● Request: Extract every line of the entries below word for word, changing nothing.

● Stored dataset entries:
= = = = =
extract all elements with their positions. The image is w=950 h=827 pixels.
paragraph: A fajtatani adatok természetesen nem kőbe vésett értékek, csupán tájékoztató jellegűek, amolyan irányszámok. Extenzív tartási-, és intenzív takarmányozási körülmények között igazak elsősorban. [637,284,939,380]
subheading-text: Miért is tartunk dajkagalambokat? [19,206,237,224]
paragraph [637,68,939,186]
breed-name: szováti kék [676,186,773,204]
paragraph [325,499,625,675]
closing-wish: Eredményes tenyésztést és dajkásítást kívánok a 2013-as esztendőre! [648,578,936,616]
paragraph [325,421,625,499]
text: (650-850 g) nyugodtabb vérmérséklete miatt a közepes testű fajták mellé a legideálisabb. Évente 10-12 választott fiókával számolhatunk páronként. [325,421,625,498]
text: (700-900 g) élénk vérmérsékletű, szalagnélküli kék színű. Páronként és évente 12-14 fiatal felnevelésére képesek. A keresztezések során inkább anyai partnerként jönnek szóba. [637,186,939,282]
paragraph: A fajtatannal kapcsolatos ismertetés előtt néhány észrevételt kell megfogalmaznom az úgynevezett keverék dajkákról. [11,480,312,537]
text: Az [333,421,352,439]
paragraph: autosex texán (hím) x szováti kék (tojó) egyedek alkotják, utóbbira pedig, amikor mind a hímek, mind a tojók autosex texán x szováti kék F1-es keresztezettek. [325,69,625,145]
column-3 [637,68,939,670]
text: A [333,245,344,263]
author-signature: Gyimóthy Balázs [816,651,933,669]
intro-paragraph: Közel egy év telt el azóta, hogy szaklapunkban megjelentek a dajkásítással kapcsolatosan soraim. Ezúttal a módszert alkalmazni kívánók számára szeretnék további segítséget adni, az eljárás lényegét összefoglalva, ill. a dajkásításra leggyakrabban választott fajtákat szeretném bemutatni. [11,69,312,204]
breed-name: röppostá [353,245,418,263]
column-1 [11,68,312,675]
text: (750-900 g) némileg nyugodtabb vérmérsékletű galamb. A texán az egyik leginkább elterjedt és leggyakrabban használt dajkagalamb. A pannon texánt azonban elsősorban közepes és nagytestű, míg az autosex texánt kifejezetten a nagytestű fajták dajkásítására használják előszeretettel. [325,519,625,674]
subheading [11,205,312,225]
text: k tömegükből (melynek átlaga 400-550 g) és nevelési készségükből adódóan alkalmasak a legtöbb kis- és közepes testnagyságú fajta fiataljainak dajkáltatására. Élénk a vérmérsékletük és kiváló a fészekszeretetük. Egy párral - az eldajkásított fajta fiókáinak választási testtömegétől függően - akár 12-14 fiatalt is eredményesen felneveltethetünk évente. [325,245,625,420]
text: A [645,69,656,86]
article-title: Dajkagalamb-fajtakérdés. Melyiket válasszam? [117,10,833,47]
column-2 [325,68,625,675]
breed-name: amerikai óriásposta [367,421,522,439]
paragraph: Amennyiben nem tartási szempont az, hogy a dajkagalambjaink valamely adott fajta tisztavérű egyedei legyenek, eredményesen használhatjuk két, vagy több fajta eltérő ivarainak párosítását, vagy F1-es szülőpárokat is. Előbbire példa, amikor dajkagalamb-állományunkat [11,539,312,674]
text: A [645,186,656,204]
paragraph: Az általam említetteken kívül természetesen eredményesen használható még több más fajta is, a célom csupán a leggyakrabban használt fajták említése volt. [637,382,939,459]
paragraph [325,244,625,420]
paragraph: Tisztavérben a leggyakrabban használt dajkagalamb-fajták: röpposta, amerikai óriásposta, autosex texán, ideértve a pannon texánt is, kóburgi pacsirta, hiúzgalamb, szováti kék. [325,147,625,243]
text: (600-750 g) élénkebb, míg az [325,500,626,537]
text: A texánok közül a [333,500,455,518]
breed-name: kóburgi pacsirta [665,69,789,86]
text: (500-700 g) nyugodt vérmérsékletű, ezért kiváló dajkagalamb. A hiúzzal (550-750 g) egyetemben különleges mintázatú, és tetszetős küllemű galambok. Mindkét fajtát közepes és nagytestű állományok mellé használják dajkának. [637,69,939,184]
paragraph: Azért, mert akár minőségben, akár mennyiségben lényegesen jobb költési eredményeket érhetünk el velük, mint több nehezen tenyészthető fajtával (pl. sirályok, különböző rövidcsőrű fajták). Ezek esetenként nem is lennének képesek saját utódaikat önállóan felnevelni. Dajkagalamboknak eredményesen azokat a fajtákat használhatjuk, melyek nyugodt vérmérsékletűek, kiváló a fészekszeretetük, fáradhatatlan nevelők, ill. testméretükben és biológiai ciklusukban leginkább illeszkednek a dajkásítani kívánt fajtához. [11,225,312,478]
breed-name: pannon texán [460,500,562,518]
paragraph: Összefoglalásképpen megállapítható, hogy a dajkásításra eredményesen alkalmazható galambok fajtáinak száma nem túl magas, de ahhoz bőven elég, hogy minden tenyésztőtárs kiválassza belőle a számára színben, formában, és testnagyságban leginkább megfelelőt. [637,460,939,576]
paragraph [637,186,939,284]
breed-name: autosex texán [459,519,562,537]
= = = = =
● Response:
extract all elements with their positions. The image is w=950 h=827 pixels.
paragraph: A fajtatani adatok természetesen nem kőbe vésett értékek, csupán tájékoztató jellegűek, amolyan irányszámok. Extenzív tartási-, és intenzív takarmányozási körülmények között igazak elsősorban. [637,284,939,380]
subheading-text: Miért is tartunk dajkagalambokat? [19,206,237,224]
paragraph [637,68,939,186]
breed-name: szováti kék [676,186,773,204]
paragraph [325,499,625,675]
closing-wish: Eredményes tenyésztést és dajkásítást kívánok a 2013-as esztendőre! [648,578,936,616]
paragraph [325,421,625,499]
text: (650-850 g) nyugodtabb vérmérséklete miatt a közepes testű fajták mellé a legideálisabb. Évente 10-12 választott fiókával számolhatunk páronként. [325,421,625,498]
text: (700-900 g) élénk vérmérsékletű, szalagnélküli kék színű. Páronként és évente 12-14 fiatal felnevelésére képesek. A keresztezések során inkább anyai partnerként jönnek szóba. [637,186,939,282]
paragraph: A fajtatannal kapcsolatos ismertetés előtt néhány észrevételt kell megfogalmaznom az úgynevezett keverék dajkákról. [11,480,312,537]
text: Az [333,421,352,439]
paragraph: autosex texán (hím) x szováti kék (tojó) egyedek alkotják, utóbbira pedig, amikor mind a hímek, mind a tojók autosex texán x szováti kék F1-es keresztezettek. [325,69,625,145]
column-3 [637,68,939,670]
text: A [333,245,344,263]
author-signature: Gyimóthy Balázs [816,651,933,669]
intro-paragraph: Közel egy év telt el azóta, hogy szaklapunkban megjelentek a dajkásítással kapcsolatosan soraim. Ezúttal a módszert alkalmazni kívánók számára szeretnék további segítséget adni, az eljárás lényegét összefoglalva, ill. a dajkásításra leggyakrabban választott fajtákat szeretném bemutatni. [11,69,312,204]
breed-name: röppostá [353,245,418,263]
column-1 [11,68,312,675]
text: (750-900 g) némileg nyugodtabb vérmérsékletű galamb. A texán az egyik leginkább elterjedt és leggyakrabban használt dajkagalamb. A pannon texánt azonban elsősorban közepes és nagytestű, míg az autosex texánt kifejezetten a nagytestű fajták dajkásítására használják előszeretettel. [325,519,625,674]
subheading [11,205,312,225]
text: k tömegükből (melynek átlaga 400-550 g) és nevelési készségükből adódóan alkalmasak a legtöbb kis- és közepes testnagyságú fajta fiataljainak dajkáltatására. Élénk a vérmérsékletük és kiváló a fészekszeretetük. Egy párral - az eldajkásított fajta fiókáinak választási testtömegétől függően - akár 12-14 fiatalt is eredményesen felneveltethetünk évente. [325,245,625,420]
text: A [645,69,656,86]
article-title: Dajkagalamb-fajtakérdés. Melyiket válasszam? [117,10,833,47]
column-2 [325,68,625,675]
breed-name: amerikai óriásposta [367,421,522,439]
paragraph: Amennyiben nem tartási szempont az, hogy a dajkagalambjaink valamely adott fajta tisztavérű egyedei legyenek, eredményesen használhatjuk két, vagy több fajta eltérő ivarainak párosítását, vagy F1-es szülőpárokat is. Előbbire példa, amikor dajkagalamb-állományunkat [11,539,312,674]
text: A [645,186,656,204]
paragraph: Az általam említetteken kívül természetesen eredményesen használható még több más fajta is, a célom csupán a leggyakrabban használt fajták említése volt. [637,382,939,459]
paragraph [325,244,625,420]
paragraph: Tisztavérben a leggyakrabban használt dajkagalamb-fajták: röpposta, amerikai óriásposta, autosex texán, ideértve a pannon texánt is, kóburgi pacsirta, hiúzgalamb, szováti kék. [325,147,625,243]
text: (600-750 g) élénkebb, míg az [325,500,626,537]
text: A texánok közül a [333,500,455,518]
breed-name: kóburgi pacsirta [665,69,789,86]
text: (500-700 g) nyugodt vérmérsékletű, ezért kiváló dajkagalamb. A hiúzzal (550-750 g) egyetemben különleges mintázatú, és tetszetős küllemű galambok. Mindkét fajtát közepes és nagytestű állományok mellé használják dajkának. [637,69,939,184]
paragraph: Azért, mert akár minőségben, akár mennyiségben lényegesen jobb költési eredményeket érhetünk el velük, mint több nehezen tenyészthető fajtával (pl. sirályok, különböző rövidcsőrű fajták). Ezek esetenként nem is lennének képesek saját utódaikat önállóan felnevelni. Dajkagalamboknak eredményesen azokat a fajtákat használhatjuk, melyek nyugodt vérmérsékletűek, kiváló a fészekszeretetük, fáradhatatlan nevelők, ill. testméretükben és biológiai ciklusukban leginkább illeszkednek a dajkásítani kívánt fajtához. [11,225,312,478]
breed-name: pannon texán [460,500,562,518]
paragraph: Összefoglalásképpen megállapítható, hogy a dajkásításra eredményesen alkalmazható galambok fajtáinak száma nem túl magas, de ahhoz bőven elég, hogy minden tenyésztőtárs kiválassza belőle a számára színben, formában, és testnagyságban leginkább megfelelőt. [637,460,939,576]
paragraph [637,186,939,284]
breed-name: autosex texán [459,519,562,537]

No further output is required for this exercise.